- [Task objective] Go through the data below and copy it exactly, skipping every picture.

- [Data in this exercise]
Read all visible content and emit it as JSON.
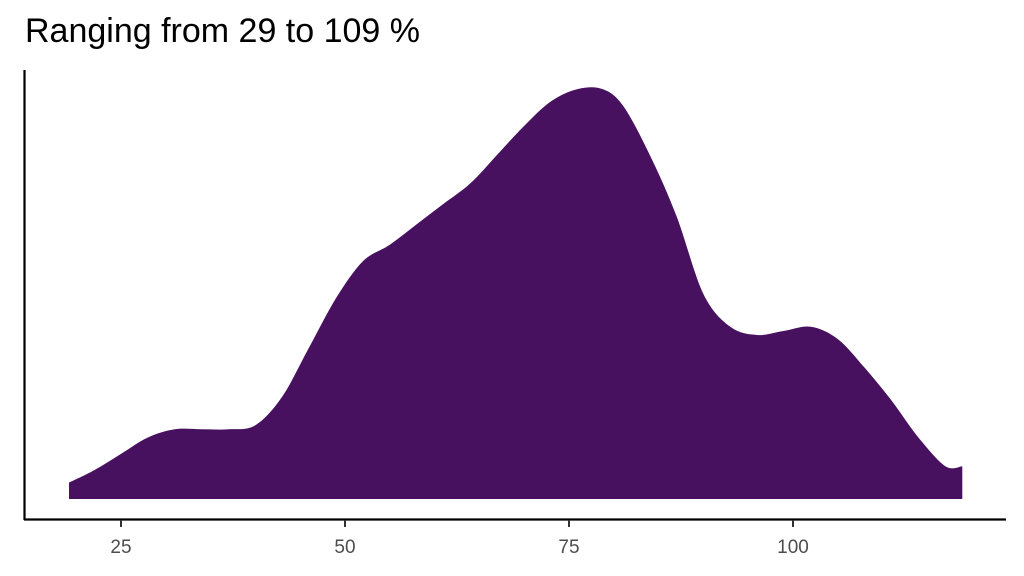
{
  "chart_data": {
    "type": "area",
    "subtype": "density",
    "title": "Ranging from 29 to 109 %",
    "xlabel": "",
    "ylabel": "",
    "xlim": [
      15,
      125
    ],
    "x_ticks": [
      25,
      50,
      75,
      100
    ],
    "y_ticks": [],
    "grid": false,
    "legend": null,
    "fill_color": "#481160",
    "x": [
      19.2,
      22,
      25,
      28,
      31,
      34,
      37,
      40,
      43,
      46,
      49,
      52,
      55,
      58,
      61,
      64,
      67,
      70,
      73,
      76,
      78.7,
      81,
      84,
      87,
      90,
      93,
      96,
      99,
      102,
      105,
      108,
      111,
      114,
      117,
      118.9
    ],
    "density_relative": [
      0.04,
      0.07,
      0.11,
      0.15,
      0.17,
      0.17,
      0.17,
      0.18,
      0.25,
      0.37,
      0.49,
      0.58,
      0.62,
      0.67,
      0.72,
      0.77,
      0.84,
      0.91,
      0.97,
      1.0,
      1.0,
      0.96,
      0.84,
      0.69,
      0.5,
      0.42,
      0.4,
      0.41,
      0.42,
      0.39,
      0.32,
      0.24,
      0.15,
      0.08,
      0.08
    ]
  },
  "axis": {
    "x_tick_labels": [
      "25",
      "50",
      "75",
      "100"
    ]
  }
}
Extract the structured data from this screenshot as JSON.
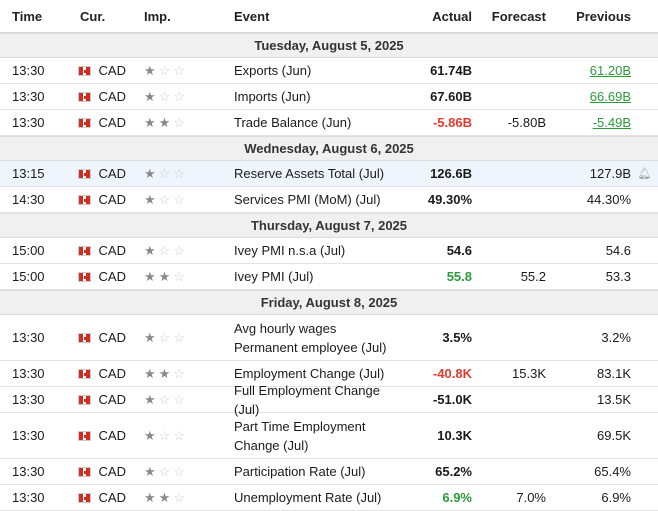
{
  "headers": {
    "time": "Time",
    "currency": "Cur.",
    "importance": "Imp.",
    "event": "Event",
    "actual": "Actual",
    "forecast": "Forecast",
    "previous": "Previous"
  },
  "groups": [
    {
      "date": "Tuesday, August 5, 2025",
      "rows": [
        {
          "time": "13:30",
          "cur": "CAD",
          "imp": 1,
          "event": "Exports (Jun)",
          "actual": "61.74B",
          "actual_color": "",
          "forecast": "",
          "previous": "61.20B",
          "previous_color": "green"
        },
        {
          "time": "13:30",
          "cur": "CAD",
          "imp": 1,
          "event": "Imports (Jun)",
          "actual": "67.60B",
          "actual_color": "",
          "forecast": "",
          "previous": "66.69B",
          "previous_color": "green"
        },
        {
          "time": "13:30",
          "cur": "CAD",
          "imp": 2,
          "event": "Trade Balance (Jun)",
          "actual": "-5.86B",
          "actual_color": "red",
          "forecast": "-5.80B",
          "previous": "-5.49B",
          "previous_color": "green"
        }
      ]
    },
    {
      "date": "Wednesday, August 6, 2025",
      "rows": [
        {
          "time": "13:15",
          "cur": "CAD",
          "imp": 1,
          "event": "Reserve Assets Total (Jul)",
          "actual": "126.6B",
          "actual_color": "",
          "forecast": "",
          "previous": "127.9B",
          "previous_color": "",
          "highlight": true
        },
        {
          "time": "14:30",
          "cur": "CAD",
          "imp": 1,
          "event": "Services PMI (MoM) (Jul)",
          "actual": "49.30%",
          "actual_color": "",
          "forecast": "",
          "previous": "44.30%",
          "previous_color": ""
        }
      ]
    },
    {
      "date": "Thursday, August 7, 2025",
      "rows": [
        {
          "time": "15:00",
          "cur": "CAD",
          "imp": 1,
          "event": "Ivey PMI n.s.a (Jul)",
          "actual": "54.6",
          "actual_color": "",
          "forecast": "",
          "previous": "54.6",
          "previous_color": ""
        },
        {
          "time": "15:00",
          "cur": "CAD",
          "imp": 2,
          "event": "Ivey PMI (Jul)",
          "actual": "55.8",
          "actual_color": "green",
          "forecast": "55.2",
          "previous": "53.3",
          "previous_color": ""
        }
      ]
    },
    {
      "date": "Friday, August 8, 2025",
      "rows": [
        {
          "time": "13:30",
          "cur": "CAD",
          "imp": 1,
          "event": "Avg hourly wages Permanent employee (Jul)",
          "actual": "3.5%",
          "actual_color": "",
          "forecast": "",
          "previous": "3.2%",
          "previous_color": "",
          "tall": true
        },
        {
          "time": "13:30",
          "cur": "CAD",
          "imp": 2,
          "event": "Employment Change (Jul)",
          "actual": "-40.8K",
          "actual_color": "red",
          "forecast": "15.3K",
          "previous": "83.1K",
          "previous_color": ""
        },
        {
          "time": "13:30",
          "cur": "CAD",
          "imp": 1,
          "event": "Full Employment Change (Jul)",
          "actual": "-51.0K",
          "actual_color": "",
          "forecast": "",
          "previous": "13.5K",
          "previous_color": ""
        },
        {
          "time": "13:30",
          "cur": "CAD",
          "imp": 1,
          "event": "Part Time Employment Change (Jul)",
          "actual": "10.3K",
          "actual_color": "",
          "forecast": "",
          "previous": "69.5K",
          "previous_color": "",
          "tall": true
        },
        {
          "time": "13:30",
          "cur": "CAD",
          "imp": 1,
          "event": "Participation Rate (Jul)",
          "actual": "65.2%",
          "actual_color": "",
          "forecast": "",
          "previous": "65.4%",
          "previous_color": ""
        },
        {
          "time": "13:30",
          "cur": "CAD",
          "imp": 2,
          "event": "Unemployment Rate (Jul)",
          "actual": "6.9%",
          "actual_color": "green",
          "forecast": "7.0%",
          "previous": "6.9%",
          "previous_color": ""
        }
      ]
    }
  ],
  "icons": {
    "flag": "canada-flag-icon",
    "star": "star-icon",
    "alert": "bell-plus-icon"
  },
  "colors": {
    "red": "#e23b2e",
    "green": "#2c9a3c",
    "highlight": "#eef5fc"
  }
}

- [Output of the exercise]
Read all visible content and emit it as JSON.
{
  "chart_data": {
    "type": "area",
    "subtype": "density",
    "title": "Ranging from 29 to 109 %",
    "xlabel": "",
    "ylabel": "",
    "xlim": [
      15,
      125
    ],
    "x_ticks": [
      25,
      50,
      75,
      100
    ],
    "y_ticks": [],
    "grid": false,
    "legend": null,
    "fill_color": "#481160",
    "x": [
      19.2,
      22,
      25,
      28,
      31,
      34,
      37,
      40,
      43,
      46,
      49,
      52,
      55,
      58,
      61,
      64,
      67,
      70,
      73,
      76,
      78.7,
      81,
      84,
      87,
      90,
      93,
      96,
      99,
      102,
      105,
      108,
      111,
      114,
      117,
      118.9
    ],
    "density_relative": [
      0.04,
      0.07,
      0.11,
      0.15,
      0.17,
      0.17,
      0.17,
      0.18,
      0.25,
      0.37,
      0.49,
      0.58,
      0.62,
      0.67,
      0.72,
      0.77,
      0.84,
      0.91,
      0.97,
      1.0,
      1.0,
      0.96,
      0.84,
      0.69,
      0.5,
      0.42,
      0.4,
      0.41,
      0.42,
      0.39,
      0.32,
      0.24,
      0.15,
      0.08,
      0.08
    ]
  },
  "axis": {
    "x_tick_labels": [
      "25",
      "50",
      "75",
      "100"
    ]
  }
}
Extract the structured data from this screenshot as JSON.
{
  "headers": {
    "time": "Time",
    "currency": "Cur.",
    "importance": "Imp.",
    "event": "Event",
    "actual": "Actual",
    "forecast": "Forecast",
    "previous": "Previous"
  },
  "groups": [
    {
      "date": "Tuesday, August 5, 2025",
      "rows": [
        {
          "time": "13:30",
          "cur": "CAD",
          "imp": 1,
          "event": "Exports (Jun)",
          "actual": "61.74B",
          "actual_color": "",
          "forecast": "",
          "previous": "61.20B",
          "previous_color": "green"
        },
        {
          "time": "13:30",
          "cur": "CAD",
          "imp": 1,
          "event": "Imports (Jun)",
          "actual": "67.60B",
          "actual_color": "",
          "forecast": "",
          "previous": "66.69B",
          "previous_color": "green"
        },
        {
          "time": "13:30",
          "cur": "CAD",
          "imp": 2,
          "event": "Trade Balance (Jun)",
          "actual": "-5.86B",
          "actual_color": "red",
          "forecast": "-5.80B",
          "previous": "-5.49B",
          "previous_color": "green"
        }
      ]
    },
    {
      "date": "Wednesday, August 6, 2025",
      "rows": [
        {
          "time": "13:15",
          "cur": "CAD",
          "imp": 1,
          "event": "Reserve Assets Total (Jul)",
          "actual": "126.6B",
          "actual_color": "",
          "forecast": "",
          "previous": "127.9B",
          "previous_color": "",
          "highlight": true
        },
        {
          "time": "14:30",
          "cur": "CAD",
          "imp": 1,
          "event": "Services PMI (MoM) (Jul)",
          "actual": "49.30%",
          "actual_color": "",
          "forecast": "",
          "previous": "44.30%",
          "previous_color": ""
        }
      ]
    },
    {
      "date": "Thursday, August 7, 2025",
      "rows": [
        {
          "time": "15:00",
          "cur": "CAD",
          "imp": 1,
          "event": "Ivey PMI n.s.a (Jul)",
          "actual": "54.6",
          "actual_color": "",
          "forecast": "",
          "previous": "54.6",
          "previous_color": ""
        },
        {
          "time": "15:00",
          "cur": "CAD",
          "imp": 2,
          "event": "Ivey PMI (Jul)",
          "actual": "55.8",
          "actual_color": "green",
          "forecast": "55.2",
          "previous": "53.3",
          "previous_color": ""
        }
      ]
    },
    {
      "date": "Friday, August 8, 2025",
      "rows": [
        {
          "time": "13:30",
          "cur": "CAD",
          "imp": 1,
          "event": "Avg hourly wages Permanent employee (Jul)",
          "actual": "3.5%",
          "actual_color": "",
          "forecast": "",
          "previous": "3.2%",
          "previous_color": "",
          "tall": true
        },
        {
          "time": "13:30",
          "cur": "CAD",
          "imp": 2,
          "event": "Employment Change (Jul)",
          "actual": "-40.8K",
          "actual_color": "red",
          "forecast": "15.3K",
          "previous": "83.1K",
          "previous_color": ""
        },
        {
          "time": "13:30",
          "cur": "CAD",
          "imp": 1,
          "event": "Full Employment Change (Jul)",
          "actual": "-51.0K",
          "actual_color": "",
          "forecast": "",
          "previous": "13.5K",
          "previous_color": ""
        },
        {
          "time": "13:30",
          "cur": "CAD",
          "imp": 1,
          "event": "Part Time Employment Change (Jul)",
          "actual": "10.3K",
          "actual_color": "",
          "forecast": "",
          "previous": "69.5K",
          "previous_color": "",
          "tall": true
        },
        {
          "time": "13:30",
          "cur": "CAD",
          "imp": 1,
          "event": "Participation Rate (Jul)",
          "actual": "65.2%",
          "actual_color": "",
          "forecast": "",
          "previous": "65.4%",
          "previous_color": ""
        },
        {
          "time": "13:30",
          "cur": "CAD",
          "imp": 2,
          "event": "Unemployment Rate (Jul)",
          "actual": "6.9%",
          "actual_color": "green",
          "forecast": "7.0%",
          "previous": "6.9%",
          "previous_color": ""
        }
      ]
    }
  ],
  "icons": {
    "flag": "canada-flag-icon",
    "star": "star-icon",
    "alert": "bell-plus-icon"
  },
  "colors": {
    "red": "#e23b2e",
    "green": "#2c9a3c",
    "highlight": "#eef5fc"
  }
}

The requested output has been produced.